TASK STATEMENT: Report all lines from the entries below in which "Canada" appears.

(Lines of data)
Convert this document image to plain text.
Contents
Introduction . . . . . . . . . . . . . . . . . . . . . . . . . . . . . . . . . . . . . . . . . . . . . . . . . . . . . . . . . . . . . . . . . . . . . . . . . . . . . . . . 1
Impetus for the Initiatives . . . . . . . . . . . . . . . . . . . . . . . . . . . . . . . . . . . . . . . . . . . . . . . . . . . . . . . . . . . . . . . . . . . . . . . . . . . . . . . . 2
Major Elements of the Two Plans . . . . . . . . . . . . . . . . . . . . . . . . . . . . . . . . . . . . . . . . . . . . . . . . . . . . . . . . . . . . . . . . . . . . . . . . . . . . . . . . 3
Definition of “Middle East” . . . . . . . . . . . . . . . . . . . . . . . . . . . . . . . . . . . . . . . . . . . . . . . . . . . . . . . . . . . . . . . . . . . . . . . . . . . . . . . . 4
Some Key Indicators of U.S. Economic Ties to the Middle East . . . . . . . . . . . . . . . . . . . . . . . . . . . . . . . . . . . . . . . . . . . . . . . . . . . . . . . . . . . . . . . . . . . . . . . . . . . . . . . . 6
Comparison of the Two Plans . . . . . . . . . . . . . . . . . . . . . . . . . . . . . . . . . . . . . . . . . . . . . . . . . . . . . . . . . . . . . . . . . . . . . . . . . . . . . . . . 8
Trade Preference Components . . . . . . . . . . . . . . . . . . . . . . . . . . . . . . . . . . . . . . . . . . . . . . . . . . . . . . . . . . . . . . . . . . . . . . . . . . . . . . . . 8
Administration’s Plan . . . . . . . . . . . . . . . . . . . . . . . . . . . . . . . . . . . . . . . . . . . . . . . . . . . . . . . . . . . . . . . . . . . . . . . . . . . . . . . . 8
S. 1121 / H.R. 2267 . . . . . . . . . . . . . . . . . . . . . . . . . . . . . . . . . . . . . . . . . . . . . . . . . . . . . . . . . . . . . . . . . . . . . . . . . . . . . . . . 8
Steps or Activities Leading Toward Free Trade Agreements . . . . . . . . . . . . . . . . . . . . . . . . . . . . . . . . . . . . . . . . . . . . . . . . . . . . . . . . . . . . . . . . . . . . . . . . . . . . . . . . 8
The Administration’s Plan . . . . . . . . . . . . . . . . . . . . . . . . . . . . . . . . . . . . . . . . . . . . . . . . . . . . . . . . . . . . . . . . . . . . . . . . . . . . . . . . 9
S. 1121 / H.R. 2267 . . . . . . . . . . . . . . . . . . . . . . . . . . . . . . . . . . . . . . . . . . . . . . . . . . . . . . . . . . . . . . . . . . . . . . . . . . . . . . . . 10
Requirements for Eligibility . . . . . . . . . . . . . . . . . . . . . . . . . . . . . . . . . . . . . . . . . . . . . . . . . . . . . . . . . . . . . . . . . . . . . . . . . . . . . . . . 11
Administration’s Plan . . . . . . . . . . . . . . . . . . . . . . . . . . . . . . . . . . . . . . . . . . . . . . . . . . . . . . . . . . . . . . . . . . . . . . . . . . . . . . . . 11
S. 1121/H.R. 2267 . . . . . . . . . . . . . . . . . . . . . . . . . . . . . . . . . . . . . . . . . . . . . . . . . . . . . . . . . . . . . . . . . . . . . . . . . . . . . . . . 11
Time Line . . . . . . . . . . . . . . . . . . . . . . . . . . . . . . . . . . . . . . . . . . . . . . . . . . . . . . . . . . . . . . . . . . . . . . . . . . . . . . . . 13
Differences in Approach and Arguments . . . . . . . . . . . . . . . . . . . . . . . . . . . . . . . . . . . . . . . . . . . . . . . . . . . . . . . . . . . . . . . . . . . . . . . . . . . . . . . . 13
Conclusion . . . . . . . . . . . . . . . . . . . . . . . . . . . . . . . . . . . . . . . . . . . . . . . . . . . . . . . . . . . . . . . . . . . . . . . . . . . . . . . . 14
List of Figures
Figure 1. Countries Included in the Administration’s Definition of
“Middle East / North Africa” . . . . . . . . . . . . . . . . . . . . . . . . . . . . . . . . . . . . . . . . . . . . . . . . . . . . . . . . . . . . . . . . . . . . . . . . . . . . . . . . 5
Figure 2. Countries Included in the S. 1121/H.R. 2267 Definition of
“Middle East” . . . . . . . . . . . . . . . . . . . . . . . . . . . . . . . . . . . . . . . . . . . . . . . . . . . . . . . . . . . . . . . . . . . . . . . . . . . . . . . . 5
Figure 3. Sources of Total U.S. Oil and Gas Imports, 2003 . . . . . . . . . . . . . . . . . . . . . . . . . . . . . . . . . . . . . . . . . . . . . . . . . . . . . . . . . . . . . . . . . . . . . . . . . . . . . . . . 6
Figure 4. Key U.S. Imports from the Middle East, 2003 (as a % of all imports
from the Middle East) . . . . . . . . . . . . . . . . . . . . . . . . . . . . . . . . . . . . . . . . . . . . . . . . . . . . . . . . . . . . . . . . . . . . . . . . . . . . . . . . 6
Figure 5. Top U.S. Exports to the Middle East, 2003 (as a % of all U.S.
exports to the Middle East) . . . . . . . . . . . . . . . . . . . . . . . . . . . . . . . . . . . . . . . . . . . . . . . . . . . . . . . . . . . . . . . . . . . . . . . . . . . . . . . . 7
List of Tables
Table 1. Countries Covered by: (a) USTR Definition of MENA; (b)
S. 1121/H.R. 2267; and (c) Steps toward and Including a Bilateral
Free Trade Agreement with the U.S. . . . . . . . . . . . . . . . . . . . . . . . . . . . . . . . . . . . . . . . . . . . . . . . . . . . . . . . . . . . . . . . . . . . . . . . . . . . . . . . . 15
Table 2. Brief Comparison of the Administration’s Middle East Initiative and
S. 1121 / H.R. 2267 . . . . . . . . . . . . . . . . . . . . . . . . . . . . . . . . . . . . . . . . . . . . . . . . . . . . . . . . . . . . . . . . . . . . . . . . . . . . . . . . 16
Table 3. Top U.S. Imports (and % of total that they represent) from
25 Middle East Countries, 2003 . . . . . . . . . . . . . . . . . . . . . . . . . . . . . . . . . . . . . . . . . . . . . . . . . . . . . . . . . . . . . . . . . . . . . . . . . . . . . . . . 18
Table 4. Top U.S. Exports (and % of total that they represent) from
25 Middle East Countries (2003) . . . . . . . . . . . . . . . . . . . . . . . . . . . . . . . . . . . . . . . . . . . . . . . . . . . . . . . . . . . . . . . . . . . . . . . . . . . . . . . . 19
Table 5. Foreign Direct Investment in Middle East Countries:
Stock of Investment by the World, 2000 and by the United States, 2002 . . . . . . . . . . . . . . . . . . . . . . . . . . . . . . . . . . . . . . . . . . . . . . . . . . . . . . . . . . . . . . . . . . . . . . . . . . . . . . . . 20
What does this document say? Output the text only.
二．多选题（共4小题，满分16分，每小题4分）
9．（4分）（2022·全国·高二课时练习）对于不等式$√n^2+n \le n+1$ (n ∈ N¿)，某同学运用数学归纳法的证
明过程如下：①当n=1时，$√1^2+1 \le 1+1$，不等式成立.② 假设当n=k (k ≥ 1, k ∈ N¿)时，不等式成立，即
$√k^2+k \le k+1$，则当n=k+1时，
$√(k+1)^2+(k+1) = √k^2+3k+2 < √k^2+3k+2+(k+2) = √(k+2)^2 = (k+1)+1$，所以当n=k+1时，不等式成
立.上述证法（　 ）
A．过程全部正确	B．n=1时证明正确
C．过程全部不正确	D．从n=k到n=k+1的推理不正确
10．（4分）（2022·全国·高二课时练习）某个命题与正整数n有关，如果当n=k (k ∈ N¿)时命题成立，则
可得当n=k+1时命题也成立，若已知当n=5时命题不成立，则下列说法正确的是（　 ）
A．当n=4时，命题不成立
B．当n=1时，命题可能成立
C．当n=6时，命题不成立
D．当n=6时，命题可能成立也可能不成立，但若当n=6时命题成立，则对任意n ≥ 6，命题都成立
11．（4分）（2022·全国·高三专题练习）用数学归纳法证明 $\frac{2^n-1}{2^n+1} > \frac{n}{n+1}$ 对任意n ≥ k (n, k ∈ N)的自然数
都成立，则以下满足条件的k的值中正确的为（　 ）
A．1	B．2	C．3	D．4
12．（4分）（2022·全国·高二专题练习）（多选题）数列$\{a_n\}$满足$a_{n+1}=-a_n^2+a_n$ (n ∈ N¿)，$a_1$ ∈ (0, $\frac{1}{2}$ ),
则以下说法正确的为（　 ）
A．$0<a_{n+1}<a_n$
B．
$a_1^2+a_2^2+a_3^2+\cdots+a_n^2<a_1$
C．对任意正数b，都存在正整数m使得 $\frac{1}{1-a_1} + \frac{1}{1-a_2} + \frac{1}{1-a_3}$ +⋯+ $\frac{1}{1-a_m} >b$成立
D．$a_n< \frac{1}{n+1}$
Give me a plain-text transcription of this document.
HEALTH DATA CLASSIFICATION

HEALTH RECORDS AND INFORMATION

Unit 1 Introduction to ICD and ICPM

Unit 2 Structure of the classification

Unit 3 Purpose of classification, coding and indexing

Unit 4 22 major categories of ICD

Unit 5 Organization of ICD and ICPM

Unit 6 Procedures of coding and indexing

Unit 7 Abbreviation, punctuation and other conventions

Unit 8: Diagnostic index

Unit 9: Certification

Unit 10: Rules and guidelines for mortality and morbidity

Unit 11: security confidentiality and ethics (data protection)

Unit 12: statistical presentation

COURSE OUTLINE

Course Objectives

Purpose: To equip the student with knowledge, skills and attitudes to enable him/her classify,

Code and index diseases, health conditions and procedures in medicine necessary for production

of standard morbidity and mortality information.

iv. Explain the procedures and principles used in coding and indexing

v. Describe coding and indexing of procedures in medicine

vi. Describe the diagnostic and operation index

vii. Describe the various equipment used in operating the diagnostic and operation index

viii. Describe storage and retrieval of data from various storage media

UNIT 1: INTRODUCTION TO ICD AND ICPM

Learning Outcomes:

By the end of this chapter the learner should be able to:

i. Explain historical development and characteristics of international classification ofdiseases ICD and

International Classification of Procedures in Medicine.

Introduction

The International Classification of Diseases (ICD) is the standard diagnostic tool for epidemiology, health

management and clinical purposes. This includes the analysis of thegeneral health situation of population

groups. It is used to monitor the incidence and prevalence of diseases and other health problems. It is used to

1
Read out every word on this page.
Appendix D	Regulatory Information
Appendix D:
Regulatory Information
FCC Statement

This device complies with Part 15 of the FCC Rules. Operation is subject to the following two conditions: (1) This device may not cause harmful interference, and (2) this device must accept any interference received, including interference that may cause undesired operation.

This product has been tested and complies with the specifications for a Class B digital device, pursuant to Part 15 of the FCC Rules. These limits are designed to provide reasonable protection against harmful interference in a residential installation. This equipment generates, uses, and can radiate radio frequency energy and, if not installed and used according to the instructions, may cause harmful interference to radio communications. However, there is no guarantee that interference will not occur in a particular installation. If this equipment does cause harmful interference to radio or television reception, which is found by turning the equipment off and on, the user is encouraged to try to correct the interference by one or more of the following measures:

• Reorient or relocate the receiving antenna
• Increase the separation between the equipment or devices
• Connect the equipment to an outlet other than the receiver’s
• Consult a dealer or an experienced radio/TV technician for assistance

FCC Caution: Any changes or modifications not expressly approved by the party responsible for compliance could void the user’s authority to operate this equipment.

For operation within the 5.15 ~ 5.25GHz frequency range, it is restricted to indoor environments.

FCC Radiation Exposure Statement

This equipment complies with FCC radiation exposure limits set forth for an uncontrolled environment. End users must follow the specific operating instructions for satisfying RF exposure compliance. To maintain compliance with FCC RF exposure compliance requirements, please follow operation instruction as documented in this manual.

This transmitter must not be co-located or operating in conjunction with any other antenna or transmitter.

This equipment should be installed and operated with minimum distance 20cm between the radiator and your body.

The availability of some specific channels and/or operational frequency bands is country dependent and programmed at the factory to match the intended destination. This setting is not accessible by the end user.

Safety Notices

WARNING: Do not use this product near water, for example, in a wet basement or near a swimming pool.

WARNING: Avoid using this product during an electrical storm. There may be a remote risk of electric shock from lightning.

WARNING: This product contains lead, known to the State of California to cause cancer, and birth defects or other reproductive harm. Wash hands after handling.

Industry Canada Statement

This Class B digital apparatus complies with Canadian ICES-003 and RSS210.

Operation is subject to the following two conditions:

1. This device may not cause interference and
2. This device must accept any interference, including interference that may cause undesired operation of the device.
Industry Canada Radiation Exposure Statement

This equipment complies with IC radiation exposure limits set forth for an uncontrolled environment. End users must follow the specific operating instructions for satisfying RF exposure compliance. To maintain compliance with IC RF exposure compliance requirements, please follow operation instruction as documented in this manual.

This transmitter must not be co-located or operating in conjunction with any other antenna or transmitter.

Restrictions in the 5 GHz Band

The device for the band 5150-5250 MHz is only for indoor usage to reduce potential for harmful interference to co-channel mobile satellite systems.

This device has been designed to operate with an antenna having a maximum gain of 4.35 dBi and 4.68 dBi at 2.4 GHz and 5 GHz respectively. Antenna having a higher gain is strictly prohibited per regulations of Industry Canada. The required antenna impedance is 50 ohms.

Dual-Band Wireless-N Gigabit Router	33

RESULT:
Industry Canada Statement
Industry Canada Radiation Exposure Statement
This device has been designed to operate with an antenna having a maximum gain of 4.35 dBi and 4.68 dBi at 2.4 GHz and 5 GHz respectively. Antenna having a higher gain is strictly prohibited per regulations of Industry Canada. The required antenna impedance is 50 ohms.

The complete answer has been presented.